#### What is expected
Each record below is to be reproduced without any change.

#### Dataset entries

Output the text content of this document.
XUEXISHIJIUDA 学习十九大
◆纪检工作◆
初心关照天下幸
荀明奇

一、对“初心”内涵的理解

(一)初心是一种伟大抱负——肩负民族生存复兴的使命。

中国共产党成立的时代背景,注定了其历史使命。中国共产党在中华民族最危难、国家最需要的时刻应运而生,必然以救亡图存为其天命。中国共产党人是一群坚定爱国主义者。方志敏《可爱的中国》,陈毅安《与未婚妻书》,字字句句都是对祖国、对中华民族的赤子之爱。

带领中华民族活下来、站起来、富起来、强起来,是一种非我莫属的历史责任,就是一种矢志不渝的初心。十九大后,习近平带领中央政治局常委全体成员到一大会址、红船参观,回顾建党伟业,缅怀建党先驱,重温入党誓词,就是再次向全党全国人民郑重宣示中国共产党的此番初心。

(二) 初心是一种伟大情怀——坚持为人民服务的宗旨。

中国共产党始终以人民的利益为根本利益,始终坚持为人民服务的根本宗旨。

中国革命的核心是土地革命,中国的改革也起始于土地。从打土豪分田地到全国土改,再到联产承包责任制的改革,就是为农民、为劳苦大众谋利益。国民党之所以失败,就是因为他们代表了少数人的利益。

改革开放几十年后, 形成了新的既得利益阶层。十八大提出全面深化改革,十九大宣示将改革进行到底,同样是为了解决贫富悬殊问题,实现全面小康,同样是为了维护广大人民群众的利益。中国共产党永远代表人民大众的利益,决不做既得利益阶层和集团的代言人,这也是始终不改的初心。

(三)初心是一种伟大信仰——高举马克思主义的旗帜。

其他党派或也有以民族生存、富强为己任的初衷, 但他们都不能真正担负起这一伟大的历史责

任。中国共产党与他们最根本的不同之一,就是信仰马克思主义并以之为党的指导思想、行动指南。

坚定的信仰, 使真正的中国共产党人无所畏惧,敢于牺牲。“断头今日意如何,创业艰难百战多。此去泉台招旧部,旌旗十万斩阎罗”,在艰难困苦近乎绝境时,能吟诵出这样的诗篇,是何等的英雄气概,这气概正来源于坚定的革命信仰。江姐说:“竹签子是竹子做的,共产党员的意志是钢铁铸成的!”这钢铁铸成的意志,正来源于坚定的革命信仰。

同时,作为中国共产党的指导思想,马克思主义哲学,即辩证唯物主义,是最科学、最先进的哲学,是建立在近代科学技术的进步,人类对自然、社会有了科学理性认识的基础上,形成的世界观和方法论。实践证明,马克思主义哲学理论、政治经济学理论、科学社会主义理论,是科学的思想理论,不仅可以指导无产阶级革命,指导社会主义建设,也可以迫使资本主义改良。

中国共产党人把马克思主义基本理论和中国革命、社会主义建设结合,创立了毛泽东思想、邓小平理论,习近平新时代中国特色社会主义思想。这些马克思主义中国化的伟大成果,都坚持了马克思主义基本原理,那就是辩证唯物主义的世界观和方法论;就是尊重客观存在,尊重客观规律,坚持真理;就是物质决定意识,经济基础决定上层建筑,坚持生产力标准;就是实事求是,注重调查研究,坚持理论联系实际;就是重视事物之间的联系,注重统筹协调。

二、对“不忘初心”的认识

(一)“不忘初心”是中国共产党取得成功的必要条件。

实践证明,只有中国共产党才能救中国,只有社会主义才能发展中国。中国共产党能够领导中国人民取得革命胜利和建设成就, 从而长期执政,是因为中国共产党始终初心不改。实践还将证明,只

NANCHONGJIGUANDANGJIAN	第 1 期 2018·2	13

#### Answer to the exercise
Output the text content of this document.
XUEXISHIJIUDA 学习十九大
◆纪检工作◆
初心关照天下幸
荀明奇

一、对“初心”内涵的理解

(一)初心是一种伟大抱负——肩负民族生存复兴的使命。

中国共产党成立的时代背景,注定了其历史使命。中国共产党在中华民族最危难、国家最需要的时刻应运而生,必然以救亡图存为其天命。中国共产党人是一群坚定爱国主义者。方志敏《可爱的中国》,陈毅安《与未婚妻书》,字字句句都是对祖国、对中华民族的赤子之爱。

带领中华民族活下来、站起来、富起来、强起来,是一种非我莫属的历史责任,就是一种矢志不渝的初心。十九大后,习近平带领中央政治局常委全体成员到一大会址、红船参观,回顾建党伟业,缅怀建党先驱,重温入党誓词,就是再次向全党全国人民郑重宣示中国共产党的此番初心。

(二) 初心是一种伟大情怀——坚持为人民服务的宗旨。

中国共产党始终以人民的利益为根本利益,始终坚持为人民服务的根本宗旨。

中国革命的核心是土地革命,中国的改革也起始于土地。从打土豪分田地到全国土改,再到联产承包责任制的改革,就是为农民、为劳苦大众谋利益。国民党之所以失败,就是因为他们代表了少数人的利益。

改革开放几十年后, 形成了新的既得利益阶层。十八大提出全面深化改革,十九大宣示将改革进行到底,同样是为了解决贫富悬殊问题,实现全面小康,同样是为了维护广大人民群众的利益。中国共产党永远代表人民大众的利益,决不做既得利益阶层和集团的代言人,这也是始终不改的初心。

(三)初心是一种伟大信仰——高举马克思主义的旗帜。

其他党派或也有以民族生存、富强为己任的初衷, 但他们都不能真正担负起这一伟大的历史责

任。中国共产党与他们最根本的不同之一,就是信仰马克思主义并以之为党的指导思想、行动指南。

坚定的信仰, 使真正的中国共产党人无所畏惧,敢于牺牲。“断头今日意如何,创业艰难百战多。此去泉台招旧部,旌旗十万斩阎罗”,在艰难困苦近乎绝境时,能吟诵出这样的诗篇,是何等的英雄气概,这气概正来源于坚定的革命信仰。江姐说:“竹签子是竹子做的,共产党员的意志是钢铁铸成的!”这钢铁铸成的意志,正来源于坚定的革命信仰。

同时,作为中国共产党的指导思想,马克思主义哲学,即辩证唯物主义,是最科学、最先进的哲学,是建立在近代科学技术的进步,人类对自然、社会有了科学理性认识的基础上,形成的世界观和方法论。实践证明,马克思主义哲学理论、政治经济学理论、科学社会主义理论,是科学的思想理论,不仅可以指导无产阶级革命,指导社会主义建设,也可以迫使资本主义改良。

中国共产党人把马克思主义基本理论和中国革命、社会主义建设结合,创立了毛泽东思想、邓小平理论,习近平新时代中国特色社会主义思想。这些马克思主义中国化的伟大成果,都坚持了马克思主义基本原理,那就是辩证唯物主义的世界观和方法论;就是尊重客观存在,尊重客观规律,坚持真理;就是物质决定意识,经济基础决定上层建筑,坚持生产力标准;就是实事求是,注重调查研究,坚持理论联系实际;就是重视事物之间的联系,注重统筹协调。

二、对“不忘初心”的认识

(一)“不忘初心”是中国共产党取得成功的必要条件。

实践证明,只有中国共产党才能救中国,只有社会主义才能发展中国。中国共产党能够领导中国人民取得革命胜利和建设成就, 从而长期执政,是因为中国共产党始终初心不改。实践还将证明,只

NANCHONGJIGUANDANGJIAN	第 1 期 2018·2	13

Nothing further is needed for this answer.